STATED EXERCISE
In the data below, locate each line with the word "rgba" and list it.

-- START PROVIDED INFORMATION --

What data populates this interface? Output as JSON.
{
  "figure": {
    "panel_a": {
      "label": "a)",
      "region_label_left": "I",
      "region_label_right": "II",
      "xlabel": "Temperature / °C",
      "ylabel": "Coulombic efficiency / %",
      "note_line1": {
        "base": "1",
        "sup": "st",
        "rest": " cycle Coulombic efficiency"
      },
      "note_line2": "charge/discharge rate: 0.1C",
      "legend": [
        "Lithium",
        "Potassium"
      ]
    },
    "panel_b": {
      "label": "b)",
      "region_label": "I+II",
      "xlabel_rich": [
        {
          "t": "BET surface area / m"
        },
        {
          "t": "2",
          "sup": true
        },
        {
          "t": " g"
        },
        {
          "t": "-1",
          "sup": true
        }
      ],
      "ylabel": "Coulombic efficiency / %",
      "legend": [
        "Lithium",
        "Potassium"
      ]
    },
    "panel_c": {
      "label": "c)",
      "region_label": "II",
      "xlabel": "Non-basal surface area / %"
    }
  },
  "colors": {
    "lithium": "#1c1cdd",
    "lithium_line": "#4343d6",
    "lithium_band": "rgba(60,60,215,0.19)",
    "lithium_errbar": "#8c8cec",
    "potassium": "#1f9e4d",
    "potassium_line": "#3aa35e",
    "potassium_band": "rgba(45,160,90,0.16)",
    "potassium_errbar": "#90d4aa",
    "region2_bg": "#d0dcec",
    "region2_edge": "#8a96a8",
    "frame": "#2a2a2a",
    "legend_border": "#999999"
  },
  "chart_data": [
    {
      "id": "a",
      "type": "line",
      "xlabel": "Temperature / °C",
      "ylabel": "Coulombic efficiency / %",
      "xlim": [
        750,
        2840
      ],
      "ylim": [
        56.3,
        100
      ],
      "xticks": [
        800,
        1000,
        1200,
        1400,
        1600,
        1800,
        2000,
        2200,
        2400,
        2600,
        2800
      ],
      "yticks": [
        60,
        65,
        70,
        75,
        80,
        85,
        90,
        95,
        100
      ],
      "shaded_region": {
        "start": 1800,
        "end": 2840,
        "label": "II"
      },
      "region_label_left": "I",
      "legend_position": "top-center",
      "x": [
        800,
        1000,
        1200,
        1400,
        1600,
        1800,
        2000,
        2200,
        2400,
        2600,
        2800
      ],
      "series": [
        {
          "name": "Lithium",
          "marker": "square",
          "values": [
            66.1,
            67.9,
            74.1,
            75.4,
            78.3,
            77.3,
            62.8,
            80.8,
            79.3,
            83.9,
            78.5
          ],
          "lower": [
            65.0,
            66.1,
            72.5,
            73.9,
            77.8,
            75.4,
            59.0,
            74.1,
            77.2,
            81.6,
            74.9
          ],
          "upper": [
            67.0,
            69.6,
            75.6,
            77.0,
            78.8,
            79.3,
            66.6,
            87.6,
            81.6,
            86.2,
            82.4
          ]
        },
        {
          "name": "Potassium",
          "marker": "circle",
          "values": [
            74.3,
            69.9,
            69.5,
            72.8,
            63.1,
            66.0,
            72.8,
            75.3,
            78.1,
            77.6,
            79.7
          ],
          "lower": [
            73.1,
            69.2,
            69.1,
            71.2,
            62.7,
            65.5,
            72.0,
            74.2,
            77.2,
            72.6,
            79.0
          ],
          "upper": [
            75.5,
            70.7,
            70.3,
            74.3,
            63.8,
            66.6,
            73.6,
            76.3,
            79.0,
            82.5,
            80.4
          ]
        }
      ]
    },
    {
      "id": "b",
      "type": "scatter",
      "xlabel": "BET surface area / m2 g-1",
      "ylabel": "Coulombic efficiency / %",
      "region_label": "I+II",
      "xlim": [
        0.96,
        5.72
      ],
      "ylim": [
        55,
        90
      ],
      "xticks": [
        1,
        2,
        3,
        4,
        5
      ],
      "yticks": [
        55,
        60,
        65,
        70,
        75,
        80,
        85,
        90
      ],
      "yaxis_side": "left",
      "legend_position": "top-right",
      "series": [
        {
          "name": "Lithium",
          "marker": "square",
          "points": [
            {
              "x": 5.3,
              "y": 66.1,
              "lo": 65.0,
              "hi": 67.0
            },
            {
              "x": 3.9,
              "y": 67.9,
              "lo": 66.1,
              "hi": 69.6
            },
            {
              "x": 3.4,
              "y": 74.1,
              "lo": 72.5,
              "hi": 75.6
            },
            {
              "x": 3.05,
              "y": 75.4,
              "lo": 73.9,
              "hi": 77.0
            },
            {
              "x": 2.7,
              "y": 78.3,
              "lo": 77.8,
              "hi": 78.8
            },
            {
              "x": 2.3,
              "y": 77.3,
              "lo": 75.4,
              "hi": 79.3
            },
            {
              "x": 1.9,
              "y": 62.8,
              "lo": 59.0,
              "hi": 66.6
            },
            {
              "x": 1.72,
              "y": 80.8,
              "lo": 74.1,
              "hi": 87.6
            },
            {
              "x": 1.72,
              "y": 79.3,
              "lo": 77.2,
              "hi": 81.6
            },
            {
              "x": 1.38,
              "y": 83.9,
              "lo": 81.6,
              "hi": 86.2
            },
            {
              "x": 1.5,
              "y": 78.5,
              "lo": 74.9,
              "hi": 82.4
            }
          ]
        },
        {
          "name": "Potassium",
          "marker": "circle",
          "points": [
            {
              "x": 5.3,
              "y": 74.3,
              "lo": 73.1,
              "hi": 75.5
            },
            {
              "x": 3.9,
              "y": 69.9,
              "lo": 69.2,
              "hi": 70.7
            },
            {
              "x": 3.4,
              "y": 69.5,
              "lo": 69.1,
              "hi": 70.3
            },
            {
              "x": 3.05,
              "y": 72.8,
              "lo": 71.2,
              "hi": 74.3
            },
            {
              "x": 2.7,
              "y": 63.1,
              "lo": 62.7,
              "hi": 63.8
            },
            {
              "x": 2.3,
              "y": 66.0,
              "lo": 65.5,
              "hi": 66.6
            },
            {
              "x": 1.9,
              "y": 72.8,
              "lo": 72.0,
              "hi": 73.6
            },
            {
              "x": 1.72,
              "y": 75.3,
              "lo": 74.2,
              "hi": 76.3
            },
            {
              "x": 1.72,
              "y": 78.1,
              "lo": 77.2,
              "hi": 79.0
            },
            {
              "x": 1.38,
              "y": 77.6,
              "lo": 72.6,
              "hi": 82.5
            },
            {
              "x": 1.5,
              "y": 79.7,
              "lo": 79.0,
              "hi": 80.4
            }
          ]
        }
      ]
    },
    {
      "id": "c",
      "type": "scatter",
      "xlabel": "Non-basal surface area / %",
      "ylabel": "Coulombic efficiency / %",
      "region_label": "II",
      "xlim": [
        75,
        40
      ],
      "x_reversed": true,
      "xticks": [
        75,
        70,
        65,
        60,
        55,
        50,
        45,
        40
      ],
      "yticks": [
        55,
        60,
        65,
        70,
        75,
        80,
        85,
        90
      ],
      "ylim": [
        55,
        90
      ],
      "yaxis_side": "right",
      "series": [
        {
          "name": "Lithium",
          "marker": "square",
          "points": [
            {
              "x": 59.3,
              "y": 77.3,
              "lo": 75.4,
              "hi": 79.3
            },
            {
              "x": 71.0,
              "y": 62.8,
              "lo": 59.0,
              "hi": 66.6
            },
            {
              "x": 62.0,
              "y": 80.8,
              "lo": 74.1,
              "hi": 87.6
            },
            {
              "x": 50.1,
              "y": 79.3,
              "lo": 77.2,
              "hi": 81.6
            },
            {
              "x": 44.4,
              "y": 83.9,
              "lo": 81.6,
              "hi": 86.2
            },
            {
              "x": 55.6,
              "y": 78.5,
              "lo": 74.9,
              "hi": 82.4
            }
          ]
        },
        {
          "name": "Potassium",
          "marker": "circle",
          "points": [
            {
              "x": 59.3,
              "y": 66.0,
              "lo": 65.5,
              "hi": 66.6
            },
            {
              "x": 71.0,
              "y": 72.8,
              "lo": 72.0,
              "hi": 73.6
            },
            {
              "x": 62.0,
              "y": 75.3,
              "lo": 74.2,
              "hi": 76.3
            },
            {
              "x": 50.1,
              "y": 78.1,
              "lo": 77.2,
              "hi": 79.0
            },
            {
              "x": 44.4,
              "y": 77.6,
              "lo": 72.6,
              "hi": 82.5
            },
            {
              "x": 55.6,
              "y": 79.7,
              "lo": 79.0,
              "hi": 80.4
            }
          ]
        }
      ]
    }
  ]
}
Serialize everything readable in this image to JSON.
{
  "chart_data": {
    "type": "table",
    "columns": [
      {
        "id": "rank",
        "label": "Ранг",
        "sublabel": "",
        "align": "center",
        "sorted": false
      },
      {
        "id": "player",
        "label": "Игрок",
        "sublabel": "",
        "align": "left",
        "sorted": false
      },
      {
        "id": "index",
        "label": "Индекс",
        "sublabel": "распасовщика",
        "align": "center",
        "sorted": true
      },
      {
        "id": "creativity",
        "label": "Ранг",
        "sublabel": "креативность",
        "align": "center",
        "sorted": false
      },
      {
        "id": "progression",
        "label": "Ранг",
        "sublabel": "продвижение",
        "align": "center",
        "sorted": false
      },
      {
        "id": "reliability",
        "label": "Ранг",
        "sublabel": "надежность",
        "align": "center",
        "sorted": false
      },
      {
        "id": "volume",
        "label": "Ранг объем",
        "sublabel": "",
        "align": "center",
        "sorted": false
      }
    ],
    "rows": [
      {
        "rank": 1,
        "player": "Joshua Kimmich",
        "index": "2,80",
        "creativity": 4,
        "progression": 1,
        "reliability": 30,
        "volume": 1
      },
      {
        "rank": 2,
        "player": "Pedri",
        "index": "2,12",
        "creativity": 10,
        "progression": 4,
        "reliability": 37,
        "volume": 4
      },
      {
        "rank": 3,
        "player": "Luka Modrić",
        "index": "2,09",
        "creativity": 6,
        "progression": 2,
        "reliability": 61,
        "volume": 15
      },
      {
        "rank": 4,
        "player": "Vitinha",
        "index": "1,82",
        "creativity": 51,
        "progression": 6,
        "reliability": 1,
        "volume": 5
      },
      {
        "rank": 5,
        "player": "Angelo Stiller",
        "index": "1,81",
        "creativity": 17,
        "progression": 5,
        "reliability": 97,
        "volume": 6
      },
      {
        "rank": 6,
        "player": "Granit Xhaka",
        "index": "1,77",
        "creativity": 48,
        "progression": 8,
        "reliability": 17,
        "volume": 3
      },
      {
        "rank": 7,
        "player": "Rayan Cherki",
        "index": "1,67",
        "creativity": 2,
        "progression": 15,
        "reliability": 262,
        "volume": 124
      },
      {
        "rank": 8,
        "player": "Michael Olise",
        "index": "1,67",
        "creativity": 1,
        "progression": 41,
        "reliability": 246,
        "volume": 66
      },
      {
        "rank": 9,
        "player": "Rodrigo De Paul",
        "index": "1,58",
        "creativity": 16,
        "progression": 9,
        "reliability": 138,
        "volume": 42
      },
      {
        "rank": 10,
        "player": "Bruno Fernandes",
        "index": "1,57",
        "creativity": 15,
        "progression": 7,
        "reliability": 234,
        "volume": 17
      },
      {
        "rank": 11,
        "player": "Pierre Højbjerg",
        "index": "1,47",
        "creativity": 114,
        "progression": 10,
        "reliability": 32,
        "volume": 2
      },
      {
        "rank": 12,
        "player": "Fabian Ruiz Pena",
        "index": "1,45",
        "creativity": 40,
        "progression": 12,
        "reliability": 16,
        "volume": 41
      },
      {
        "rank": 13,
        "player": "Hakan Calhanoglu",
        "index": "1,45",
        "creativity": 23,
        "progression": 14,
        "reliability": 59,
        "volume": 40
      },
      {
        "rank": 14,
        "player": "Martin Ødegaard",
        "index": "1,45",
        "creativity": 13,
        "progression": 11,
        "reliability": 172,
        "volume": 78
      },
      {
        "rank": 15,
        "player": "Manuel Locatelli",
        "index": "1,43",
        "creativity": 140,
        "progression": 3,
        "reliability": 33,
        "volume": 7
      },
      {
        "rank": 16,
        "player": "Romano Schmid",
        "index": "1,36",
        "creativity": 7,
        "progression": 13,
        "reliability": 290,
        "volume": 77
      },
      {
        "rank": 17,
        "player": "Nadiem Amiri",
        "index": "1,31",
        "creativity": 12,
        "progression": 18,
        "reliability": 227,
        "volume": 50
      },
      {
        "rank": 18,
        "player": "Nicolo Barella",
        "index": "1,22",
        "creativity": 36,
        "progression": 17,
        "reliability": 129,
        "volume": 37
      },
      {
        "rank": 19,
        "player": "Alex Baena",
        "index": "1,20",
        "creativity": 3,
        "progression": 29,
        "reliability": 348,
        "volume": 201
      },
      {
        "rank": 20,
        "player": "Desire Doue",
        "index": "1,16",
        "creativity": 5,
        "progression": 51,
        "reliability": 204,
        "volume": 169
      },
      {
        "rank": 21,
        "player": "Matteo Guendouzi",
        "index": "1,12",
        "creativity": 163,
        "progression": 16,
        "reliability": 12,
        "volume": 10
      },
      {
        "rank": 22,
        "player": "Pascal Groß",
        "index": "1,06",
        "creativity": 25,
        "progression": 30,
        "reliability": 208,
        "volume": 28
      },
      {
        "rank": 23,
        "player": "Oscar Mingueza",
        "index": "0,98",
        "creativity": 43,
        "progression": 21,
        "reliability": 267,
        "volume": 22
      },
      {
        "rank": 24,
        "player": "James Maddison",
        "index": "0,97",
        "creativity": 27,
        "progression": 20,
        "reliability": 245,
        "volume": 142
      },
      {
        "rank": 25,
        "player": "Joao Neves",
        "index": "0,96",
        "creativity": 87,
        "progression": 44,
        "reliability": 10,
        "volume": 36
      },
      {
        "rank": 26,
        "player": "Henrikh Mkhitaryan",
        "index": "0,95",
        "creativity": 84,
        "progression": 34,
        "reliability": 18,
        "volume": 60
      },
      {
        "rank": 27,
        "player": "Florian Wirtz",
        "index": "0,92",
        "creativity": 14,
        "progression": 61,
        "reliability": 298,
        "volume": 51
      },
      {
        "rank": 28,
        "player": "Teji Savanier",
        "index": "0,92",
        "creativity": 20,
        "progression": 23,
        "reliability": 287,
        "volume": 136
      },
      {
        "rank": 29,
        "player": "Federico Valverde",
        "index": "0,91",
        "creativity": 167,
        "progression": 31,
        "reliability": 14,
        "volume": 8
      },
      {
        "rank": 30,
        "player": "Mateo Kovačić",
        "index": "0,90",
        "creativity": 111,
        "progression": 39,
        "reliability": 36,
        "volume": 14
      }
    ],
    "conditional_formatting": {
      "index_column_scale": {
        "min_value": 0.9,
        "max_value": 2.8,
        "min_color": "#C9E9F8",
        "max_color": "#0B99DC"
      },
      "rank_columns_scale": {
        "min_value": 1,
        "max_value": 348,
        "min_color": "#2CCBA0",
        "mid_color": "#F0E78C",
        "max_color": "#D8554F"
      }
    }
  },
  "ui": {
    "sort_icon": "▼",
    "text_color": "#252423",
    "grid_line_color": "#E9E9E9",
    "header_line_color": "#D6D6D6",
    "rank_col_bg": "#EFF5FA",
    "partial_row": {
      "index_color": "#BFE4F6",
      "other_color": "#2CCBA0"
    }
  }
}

-- END PROVIDED INFORMATION --

WRITTEN RESPONSE
    "lithium_band": "rgba(60,60,215,0.19)",
    "potassium_band": "rgba(45,160,90,0.16)",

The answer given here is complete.